▶ **TO DO**:
Can you quote the lines below exactly, starting at the line with "Transcribe the text in this document." and going through the last one?

****************************************

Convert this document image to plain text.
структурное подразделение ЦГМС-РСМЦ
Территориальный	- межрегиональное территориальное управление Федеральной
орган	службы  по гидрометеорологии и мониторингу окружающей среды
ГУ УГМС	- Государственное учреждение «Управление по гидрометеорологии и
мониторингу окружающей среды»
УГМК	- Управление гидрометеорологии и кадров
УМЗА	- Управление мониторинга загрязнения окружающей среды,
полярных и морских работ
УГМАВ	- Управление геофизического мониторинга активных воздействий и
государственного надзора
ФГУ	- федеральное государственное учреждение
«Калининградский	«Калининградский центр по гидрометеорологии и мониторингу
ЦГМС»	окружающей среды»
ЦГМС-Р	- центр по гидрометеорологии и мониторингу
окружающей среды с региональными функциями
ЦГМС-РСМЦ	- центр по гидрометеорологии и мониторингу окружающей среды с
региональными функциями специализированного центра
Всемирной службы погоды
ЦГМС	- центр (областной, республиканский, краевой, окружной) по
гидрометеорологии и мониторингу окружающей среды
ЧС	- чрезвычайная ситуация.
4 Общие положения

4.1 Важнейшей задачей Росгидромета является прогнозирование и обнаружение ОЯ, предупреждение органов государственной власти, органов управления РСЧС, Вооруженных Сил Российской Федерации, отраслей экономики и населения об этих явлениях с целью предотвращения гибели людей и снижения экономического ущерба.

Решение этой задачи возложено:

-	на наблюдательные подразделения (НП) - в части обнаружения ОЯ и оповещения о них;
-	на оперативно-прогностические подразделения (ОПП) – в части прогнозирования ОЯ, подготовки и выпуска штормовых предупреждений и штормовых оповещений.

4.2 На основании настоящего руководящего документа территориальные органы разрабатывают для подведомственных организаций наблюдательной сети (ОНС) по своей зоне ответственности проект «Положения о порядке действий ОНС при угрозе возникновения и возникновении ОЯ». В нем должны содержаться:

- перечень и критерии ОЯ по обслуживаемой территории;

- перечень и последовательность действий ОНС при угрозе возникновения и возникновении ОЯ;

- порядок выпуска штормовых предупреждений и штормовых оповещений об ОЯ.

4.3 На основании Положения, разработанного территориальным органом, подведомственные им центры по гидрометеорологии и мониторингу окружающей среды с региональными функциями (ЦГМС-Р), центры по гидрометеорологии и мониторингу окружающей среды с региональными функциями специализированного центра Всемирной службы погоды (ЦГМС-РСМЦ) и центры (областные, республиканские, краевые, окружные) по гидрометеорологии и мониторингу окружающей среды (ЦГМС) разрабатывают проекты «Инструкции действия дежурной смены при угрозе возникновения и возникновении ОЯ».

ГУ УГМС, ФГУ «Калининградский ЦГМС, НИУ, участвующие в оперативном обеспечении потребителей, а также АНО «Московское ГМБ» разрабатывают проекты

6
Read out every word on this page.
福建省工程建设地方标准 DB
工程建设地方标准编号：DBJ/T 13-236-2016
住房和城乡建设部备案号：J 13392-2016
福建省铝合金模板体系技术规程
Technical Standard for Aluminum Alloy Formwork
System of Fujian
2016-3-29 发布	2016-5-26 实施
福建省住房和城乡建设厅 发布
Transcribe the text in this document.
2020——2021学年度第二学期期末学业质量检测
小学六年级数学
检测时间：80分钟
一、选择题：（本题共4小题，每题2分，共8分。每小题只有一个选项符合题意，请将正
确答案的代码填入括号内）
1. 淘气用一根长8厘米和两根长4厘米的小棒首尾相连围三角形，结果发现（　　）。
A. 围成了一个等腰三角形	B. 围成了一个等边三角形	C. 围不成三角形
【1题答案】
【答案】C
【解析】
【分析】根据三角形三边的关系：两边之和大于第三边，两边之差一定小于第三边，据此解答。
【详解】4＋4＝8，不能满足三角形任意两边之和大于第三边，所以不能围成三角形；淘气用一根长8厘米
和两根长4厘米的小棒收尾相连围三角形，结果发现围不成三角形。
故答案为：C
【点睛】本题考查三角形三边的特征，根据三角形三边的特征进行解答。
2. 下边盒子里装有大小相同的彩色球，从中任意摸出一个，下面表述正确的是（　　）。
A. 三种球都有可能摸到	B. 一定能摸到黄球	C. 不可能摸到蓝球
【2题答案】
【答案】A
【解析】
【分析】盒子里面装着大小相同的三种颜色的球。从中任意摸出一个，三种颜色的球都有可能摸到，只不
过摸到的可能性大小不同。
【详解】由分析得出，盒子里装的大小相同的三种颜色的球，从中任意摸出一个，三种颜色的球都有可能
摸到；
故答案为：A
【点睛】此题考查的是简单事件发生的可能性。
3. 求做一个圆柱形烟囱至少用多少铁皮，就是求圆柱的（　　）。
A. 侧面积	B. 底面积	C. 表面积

****************************************

▶ **EXPECTED ANSWER**:
Transcribe the text in this document.
2020——2021学年度第二学期期末学业质量检测
小学六年级数学
检测时间：80分钟
一、选择题：（本题共4小题，每题2分，共8分。每小题只有一个选项符合题意，请将正
确答案的代码填入括号内）
1. 淘气用一根长8厘米和两根长4厘米的小棒首尾相连围三角形，结果发现（　　）。
A. 围成了一个等腰三角形	B. 围成了一个等边三角形	C. 围不成三角形
【1题答案】
【答案】C
【解析】
【分析】根据三角形三边的关系：两边之和大于第三边，两边之差一定小于第三边，据此解答。
【详解】4＋4＝8，不能满足三角形任意两边之和大于第三边，所以不能围成三角形；淘气用一根长8厘米
和两根长4厘米的小棒收尾相连围三角形，结果发现围不成三角形。
故答案为：C
【点睛】本题考查三角形三边的特征，根据三角形三边的特征进行解答。
2. 下边盒子里装有大小相同的彩色球，从中任意摸出一个，下面表述正确的是（　　）。
A. 三种球都有可能摸到	B. 一定能摸到黄球	C. 不可能摸到蓝球
【2题答案】
【答案】A
【解析】
【分析】盒子里面装着大小相同的三种颜色的球。从中任意摸出一个，三种颜色的球都有可能摸到，只不
过摸到的可能性大小不同。
【详解】由分析得出，盒子里装的大小相同的三种颜色的球，从中任意摸出一个，三种颜色的球都有可能
摸到；
故答案为：A
【点睛】此题考查的是简单事件发生的可能性。
3. 求做一个圆柱形烟囱至少用多少铁皮，就是求圆柱的（　　）。
A. 侧面积	B. 底面积	C. 表面积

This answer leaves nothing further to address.